◆ Data provided ◆
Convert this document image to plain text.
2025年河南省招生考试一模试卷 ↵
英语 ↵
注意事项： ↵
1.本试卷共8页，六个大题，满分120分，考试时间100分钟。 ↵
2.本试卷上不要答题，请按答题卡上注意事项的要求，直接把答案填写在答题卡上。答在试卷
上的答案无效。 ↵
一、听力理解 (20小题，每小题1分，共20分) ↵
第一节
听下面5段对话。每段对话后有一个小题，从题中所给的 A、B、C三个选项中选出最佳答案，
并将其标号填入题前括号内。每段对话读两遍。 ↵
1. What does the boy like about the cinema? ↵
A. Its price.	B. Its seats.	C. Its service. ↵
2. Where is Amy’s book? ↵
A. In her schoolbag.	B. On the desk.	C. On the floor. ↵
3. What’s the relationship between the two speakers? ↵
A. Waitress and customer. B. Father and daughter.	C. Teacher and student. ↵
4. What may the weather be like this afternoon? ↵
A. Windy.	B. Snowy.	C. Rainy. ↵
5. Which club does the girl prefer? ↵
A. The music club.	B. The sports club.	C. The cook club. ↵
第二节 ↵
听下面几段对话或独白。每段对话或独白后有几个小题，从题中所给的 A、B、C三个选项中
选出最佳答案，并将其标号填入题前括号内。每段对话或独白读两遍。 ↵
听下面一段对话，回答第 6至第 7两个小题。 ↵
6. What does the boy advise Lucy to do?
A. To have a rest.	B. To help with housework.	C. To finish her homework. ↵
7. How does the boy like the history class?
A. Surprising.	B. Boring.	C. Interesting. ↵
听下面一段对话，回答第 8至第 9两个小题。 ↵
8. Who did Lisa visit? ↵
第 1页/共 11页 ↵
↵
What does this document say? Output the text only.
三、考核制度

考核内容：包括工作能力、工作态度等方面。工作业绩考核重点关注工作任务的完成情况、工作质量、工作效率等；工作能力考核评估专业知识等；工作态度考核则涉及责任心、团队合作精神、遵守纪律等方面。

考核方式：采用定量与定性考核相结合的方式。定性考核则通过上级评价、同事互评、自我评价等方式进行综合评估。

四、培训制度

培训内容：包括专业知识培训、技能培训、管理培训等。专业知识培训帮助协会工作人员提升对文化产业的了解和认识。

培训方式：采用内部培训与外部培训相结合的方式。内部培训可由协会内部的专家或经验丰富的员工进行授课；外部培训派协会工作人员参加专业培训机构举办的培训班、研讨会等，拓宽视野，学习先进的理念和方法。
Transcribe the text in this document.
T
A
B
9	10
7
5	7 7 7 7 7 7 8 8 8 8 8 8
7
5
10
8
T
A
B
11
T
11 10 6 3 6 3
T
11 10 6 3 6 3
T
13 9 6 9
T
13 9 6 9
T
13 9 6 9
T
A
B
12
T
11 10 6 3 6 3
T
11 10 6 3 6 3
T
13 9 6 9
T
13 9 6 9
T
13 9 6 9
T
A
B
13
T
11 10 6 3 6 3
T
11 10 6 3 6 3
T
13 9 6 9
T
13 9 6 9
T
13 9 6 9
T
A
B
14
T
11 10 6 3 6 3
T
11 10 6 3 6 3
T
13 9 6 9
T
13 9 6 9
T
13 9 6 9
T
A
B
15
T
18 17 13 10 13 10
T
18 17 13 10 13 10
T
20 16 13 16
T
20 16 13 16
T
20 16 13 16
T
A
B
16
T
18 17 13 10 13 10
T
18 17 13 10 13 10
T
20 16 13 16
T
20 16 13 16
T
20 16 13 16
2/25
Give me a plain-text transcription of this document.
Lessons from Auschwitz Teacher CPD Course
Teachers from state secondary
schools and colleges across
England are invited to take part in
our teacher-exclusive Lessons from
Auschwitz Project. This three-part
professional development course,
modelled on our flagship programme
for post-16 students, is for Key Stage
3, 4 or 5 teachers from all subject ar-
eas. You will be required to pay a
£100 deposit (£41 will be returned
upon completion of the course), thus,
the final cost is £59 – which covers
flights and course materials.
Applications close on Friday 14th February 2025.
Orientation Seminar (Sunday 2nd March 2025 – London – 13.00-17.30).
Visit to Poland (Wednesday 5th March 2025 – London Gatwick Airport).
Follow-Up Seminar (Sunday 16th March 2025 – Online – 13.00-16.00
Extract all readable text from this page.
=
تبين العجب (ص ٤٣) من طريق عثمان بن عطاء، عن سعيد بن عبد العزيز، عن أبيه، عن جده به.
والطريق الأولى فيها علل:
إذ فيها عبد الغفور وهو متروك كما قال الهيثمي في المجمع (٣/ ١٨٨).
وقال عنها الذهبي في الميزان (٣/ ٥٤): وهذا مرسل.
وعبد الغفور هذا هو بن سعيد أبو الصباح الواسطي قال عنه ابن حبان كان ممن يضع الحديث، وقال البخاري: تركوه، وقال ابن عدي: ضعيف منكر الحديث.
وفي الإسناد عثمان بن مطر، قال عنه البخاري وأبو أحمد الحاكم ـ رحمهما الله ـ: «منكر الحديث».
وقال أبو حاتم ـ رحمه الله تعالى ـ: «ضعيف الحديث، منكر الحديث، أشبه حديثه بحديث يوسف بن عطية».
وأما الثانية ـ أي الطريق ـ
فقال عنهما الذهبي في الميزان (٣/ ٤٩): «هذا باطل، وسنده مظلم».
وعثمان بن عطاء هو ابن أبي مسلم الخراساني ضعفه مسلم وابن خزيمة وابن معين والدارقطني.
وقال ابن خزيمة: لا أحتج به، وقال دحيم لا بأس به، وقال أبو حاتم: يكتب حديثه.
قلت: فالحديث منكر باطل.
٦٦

◆ What you have to do ◆
Copy every line exactly. Leave nothing out.

◆ The response ◆
Convert this document image to plain text.
2025年河南省招生考试一模试卷 ↵
英语 ↵
注意事项： ↵
1.本试卷共8页，六个大题，满分120分，考试时间100分钟。 ↵
2.本试卷上不要答题，请按答题卡上注意事项的要求，直接把答案填写在答题卡上。答在试卷
上的答案无效。 ↵
一、听力理解 (20小题，每小题1分，共20分) ↵
第一节
听下面5段对话。每段对话后有一个小题，从题中所给的 A、B、C三个选项中选出最佳答案，
并将其标号填入题前括号内。每段对话读两遍。 ↵
1. What does the boy like about the cinema? ↵
A. Its price.	B. Its seats.	C. Its service. ↵
2. Where is Amy’s book? ↵
A. In her schoolbag.	B. On the desk.	C. On the floor. ↵
3. What’s the relationship between the two speakers? ↵
A. Waitress and customer. B. Father and daughter.	C. Teacher and student. ↵
4. What may the weather be like this afternoon? ↵
A. Windy.	B. Snowy.	C. Rainy. ↵
5. Which club does the girl prefer? ↵
A. The music club.	B. The sports club.	C. The cook club. ↵
第二节 ↵
听下面几段对话或独白。每段对话或独白后有几个小题，从题中所给的 A、B、C三个选项中
选出最佳答案，并将其标号填入题前括号内。每段对话或独白读两遍。 ↵
听下面一段对话，回答第 6至第 7两个小题。 ↵
6. What does the boy advise Lucy to do?
A. To have a rest.	B. To help with housework.	C. To finish her homework. ↵
7. How does the boy like the history class?
A. Surprising.	B. Boring.	C. Interesting. ↵
听下面一段对话，回答第 8至第 9两个小题。 ↵
8. Who did Lisa visit? ↵
第 1页/共 11页 ↵
↵
What does this document say? Output the text only.
三、考核制度

考核内容：包括工作能力、工作态度等方面。工作业绩考核重点关注工作任务的完成情况、工作质量、工作效率等；工作能力考核评估专业知识等；工作态度考核则涉及责任心、团队合作精神、遵守纪律等方面。

考核方式：采用定量与定性考核相结合的方式。定性考核则通过上级评价、同事互评、自我评价等方式进行综合评估。

四、培训制度

培训内容：包括专业知识培训、技能培训、管理培训等。专业知识培训帮助协会工作人员提升对文化产业的了解和认识。

培训方式：采用内部培训与外部培训相结合的方式。内部培训可由协会内部的专家或经验丰富的员工进行授课；外部培训派协会工作人员参加专业培训机构举办的培训班、研讨会等，拓宽视野，学习先进的理念和方法。
Transcribe the text in this document.
T
A
B
9	10
7
5	7 7 7 7 7 7 8 8 8 8 8 8
7
5
10
8
T
A
B
11
T
11 10 6 3 6 3
T
11 10 6 3 6 3
T
13 9 6 9
T
13 9 6 9
T
13 9 6 9
T
A
B
12
T
11 10 6 3 6 3
T
11 10 6 3 6 3
T
13 9 6 9
T
13 9 6 9
T
13 9 6 9
T
A
B
13
T
11 10 6 3 6 3
T
11 10 6 3 6 3
T
13 9 6 9
T
13 9 6 9
T
13 9 6 9
T
A
B
14
T
11 10 6 3 6 3
T
11 10 6 3 6 3
T
13 9 6 9
T
13 9 6 9
T
13 9 6 9
T
A
B
15
T
18 17 13 10 13 10
T
18 17 13 10 13 10
T
20 16 13 16
T
20 16 13 16
T
20 16 13 16
T
A
B
16
T
18 17 13 10 13 10
T
18 17 13 10 13 10
T
20 16 13 16
T
20 16 13 16
T
20 16 13 16
2/25
Give me a plain-text transcription of this document.
Lessons from Auschwitz Teacher CPD Course
Teachers from state secondary
schools and colleges across
England are invited to take part in
our teacher-exclusive Lessons from
Auschwitz Project. This three-part
professional development course,
modelled on our flagship programme
for post-16 students, is for Key Stage
3, 4 or 5 teachers from all subject ar-
eas. You will be required to pay a
£100 deposit (£41 will be returned
upon completion of the course), thus,
the final cost is £59 – which covers
flights and course materials.
Applications close on Friday 14th February 2025.
Orientation Seminar (Sunday 2nd March 2025 – London – 13.00-17.30).
Visit to Poland (Wednesday 5th March 2025 – London Gatwick Airport).
Follow-Up Seminar (Sunday 16th March 2025 – Online – 13.00-16.00
Extract all readable text from this page.
=
تبين العجب (ص ٤٣) من طريق عثمان بن عطاء، عن سعيد بن عبد العزيز، عن أبيه، عن جده به.
والطريق الأولى فيها علل:
إذ فيها عبد الغفور وهو متروك كما قال الهيثمي في المجمع (٣/ ١٨٨).
وقال عنها الذهبي في الميزان (٣/ ٥٤): وهذا مرسل.
وعبد الغفور هذا هو بن سعيد أبو الصباح الواسطي قال عنه ابن حبان كان ممن يضع الحديث، وقال البخاري: تركوه، وقال ابن عدي: ضعيف منكر الحديث.
وفي الإسناد عثمان بن مطر، قال عنه البخاري وأبو أحمد الحاكم ـ رحمهما الله ـ: «منكر الحديث».
وقال أبو حاتم ـ رحمه الله تعالى ـ: «ضعيف الحديث، منكر الحديث، أشبه حديثه بحديث يوسف بن عطية».
وأما الثانية ـ أي الطريق ـ
فقال عنهما الذهبي في الميزان (٣/ ٤٩): «هذا باطل، وسنده مظلم».
وعثمان بن عطاء هو ابن أبي مسلم الخراساني ضعفه مسلم وابن خزيمة وابن معين والدارقطني.
وقال ابن خزيمة: لا أحتج به، وقال دحيم لا بأس به، وقال أبو حاتم: يكتب حديثه.
قلت: فالحديث منكر باطل.
٦٦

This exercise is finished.